Aim of the task> Set down each line of the material that follows, exactly, with no pictures.

[Data tied to figure images]
================================

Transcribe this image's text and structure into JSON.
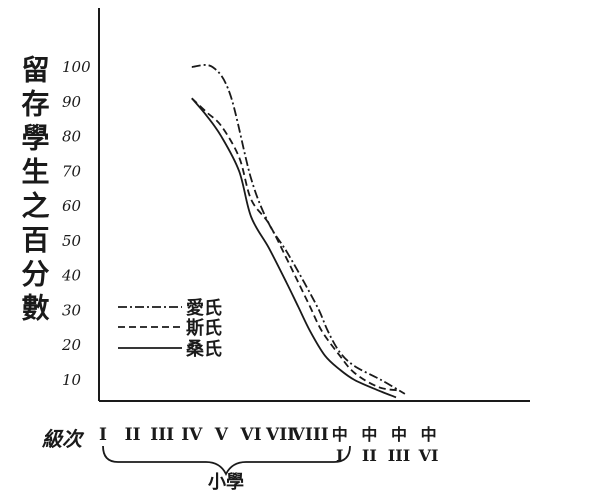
{
  "chart_data": {
    "type": "line",
    "ylabel": "留存學生之百分數",
    "xlabel": "級次",
    "y_ticks": [
      "100",
      "90",
      "80",
      "70",
      "60",
      "50",
      "40",
      "30",
      "20",
      "10"
    ],
    "y_tick_values": [
      100,
      90,
      80,
      70,
      60,
      50,
      40,
      30,
      20,
      10
    ],
    "ylim": [
      7,
      100
    ],
    "x_categories": [
      {
        "top": "I",
        "bottom": ""
      },
      {
        "top": "II",
        "bottom": ""
      },
      {
        "top": "III",
        "bottom": ""
      },
      {
        "top": "IV",
        "bottom": ""
      },
      {
        "top": "V",
        "bottom": ""
      },
      {
        "top": "VI",
        "bottom": ""
      },
      {
        "top": "VII",
        "bottom": ""
      },
      {
        "top": "VIII",
        "bottom": ""
      },
      {
        "top": "中",
        "bottom": "I"
      },
      {
        "top": "中",
        "bottom": "II"
      },
      {
        "top": "中",
        "bottom": "III"
      },
      {
        "top": "中",
        "bottom": "VI"
      }
    ],
    "bracket_label": "小學",
    "grid": false,
    "legend_position": "bottom-left",
    "series": [
      {
        "name": "愛氏",
        "style": "dash-dot",
        "points": [
          [
            4,
            100
          ],
          [
            4.7,
            100
          ],
          [
            5.3,
            92
          ],
          [
            6,
            68
          ],
          [
            6.6,
            55
          ],
          [
            7.2,
            47
          ],
          [
            7.8,
            38
          ],
          [
            8.3,
            30
          ],
          [
            8.6,
            24
          ],
          [
            9,
            18
          ],
          [
            9.5,
            14
          ],
          [
            10.4,
            10
          ],
          [
            11.2,
            6
          ]
        ]
      },
      {
        "name": "斯氏",
        "style": "dashed",
        "points": [
          [
            4,
            91
          ],
          [
            4.5,
            87
          ],
          [
            5,
            83
          ],
          [
            5.6,
            74
          ],
          [
            6,
            62
          ],
          [
            6.6,
            55
          ],
          [
            7.2,
            45
          ],
          [
            7.6,
            38
          ],
          [
            8,
            31
          ],
          [
            8.4,
            24
          ],
          [
            9,
            17
          ],
          [
            9.5,
            12
          ],
          [
            10.3,
            8
          ],
          [
            11,
            7
          ]
        ]
      },
      {
        "name": "桑氏",
        "style": "solid",
        "points": [
          [
            4,
            91
          ],
          [
            4.5,
            86
          ],
          [
            5,
            80
          ],
          [
            5.6,
            70
          ],
          [
            6,
            57
          ],
          [
            6.6,
            48
          ],
          [
            7.2,
            38
          ],
          [
            7.6,
            31
          ],
          [
            8,
            24
          ],
          [
            8.5,
            17
          ],
          [
            9,
            13
          ],
          [
            9.5,
            10
          ],
          [
            10.3,
            7
          ],
          [
            10.9,
            5
          ]
        ]
      }
    ]
  }
}
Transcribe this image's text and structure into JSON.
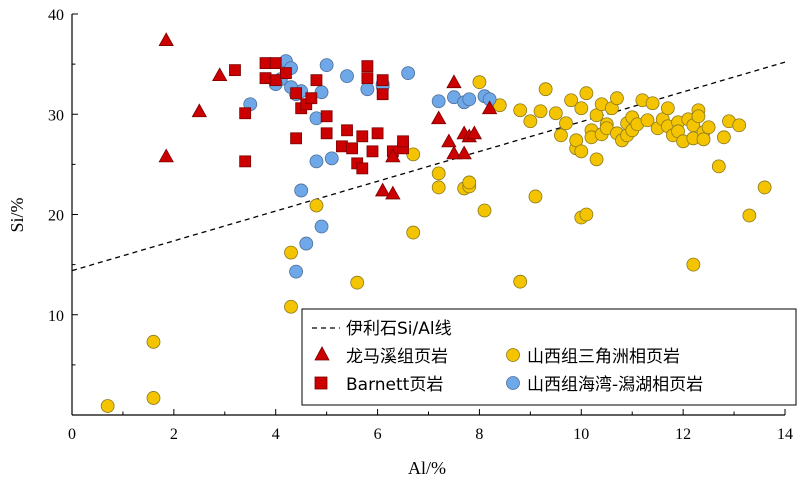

================================

Task solution>
Transcribe this image's text and structure into JSON.
{
  "chart_data": {
    "type": "line",
    "ylabel": "留存學生之百分數",
    "xlabel": "級次",
    "y_ticks": [
      "100",
      "90",
      "80",
      "70",
      "60",
      "50",
      "40",
      "30",
      "20",
      "10"
    ],
    "y_tick_values": [
      100,
      90,
      80,
      70,
      60,
      50,
      40,
      30,
      20,
      10
    ],
    "ylim": [
      7,
      100
    ],
    "x_categories": [
      {
        "top": "I",
        "bottom": ""
      },
      {
        "top": "II",
        "bottom": ""
      },
      {
        "top": "III",
        "bottom": ""
      },
      {
        "top": "IV",
        "bottom": ""
      },
      {
        "top": "V",
        "bottom": ""
      },
      {
        "top": "VI",
        "bottom": ""
      },
      {
        "top": "VII",
        "bottom": ""
      },
      {
        "top": "VIII",
        "bottom": ""
      },
      {
        "top": "中",
        "bottom": "I"
      },
      {
        "top": "中",
        "bottom": "II"
      },
      {
        "top": "中",
        "bottom": "III"
      },
      {
        "top": "中",
        "bottom": "VI"
      }
    ],
    "bracket_label": "小學",
    "grid": false,
    "legend_position": "bottom-left",
    "series": [
      {
        "name": "愛氏",
        "style": "dash-dot",
        "points": [
          [
            4,
            100
          ],
          [
            4.7,
            100
          ],
          [
            5.3,
            92
          ],
          [
            6,
            68
          ],
          [
            6.6,
            55
          ],
          [
            7.2,
            47
          ],
          [
            7.8,
            38
          ],
          [
            8.3,
            30
          ],
          [
            8.6,
            24
          ],
          [
            9,
            18
          ],
          [
            9.5,
            14
          ],
          [
            10.4,
            10
          ],
          [
            11.2,
            6
          ]
        ]
      },
      {
        "name": "斯氏",
        "style": "dashed",
        "points": [
          [
            4,
            91
          ],
          [
            4.5,
            87
          ],
          [
            5,
            83
          ],
          [
            5.6,
            74
          ],
          [
            6,
            62
          ],
          [
            6.6,
            55
          ],
          [
            7.2,
            45
          ],
          [
            7.6,
            38
          ],
          [
            8,
            31
          ],
          [
            8.4,
            24
          ],
          [
            9,
            17
          ],
          [
            9.5,
            12
          ],
          [
            10.3,
            8
          ],
          [
            11,
            7
          ]
        ]
      },
      {
        "name": "桑氏",
        "style": "solid",
        "points": [
          [
            4,
            91
          ],
          [
            4.5,
            86
          ],
          [
            5,
            80
          ],
          [
            5.6,
            70
          ],
          [
            6,
            57
          ],
          [
            6.6,
            48
          ],
          [
            7.2,
            38
          ],
          [
            7.6,
            31
          ],
          [
            8,
            24
          ],
          [
            8.5,
            17
          ],
          [
            9,
            13
          ],
          [
            9.5,
            10
          ],
          [
            10.3,
            7
          ],
          [
            10.9,
            5
          ]
        ]
      }
    ]
  }
}
Transcribe this image's text and structure into JSON.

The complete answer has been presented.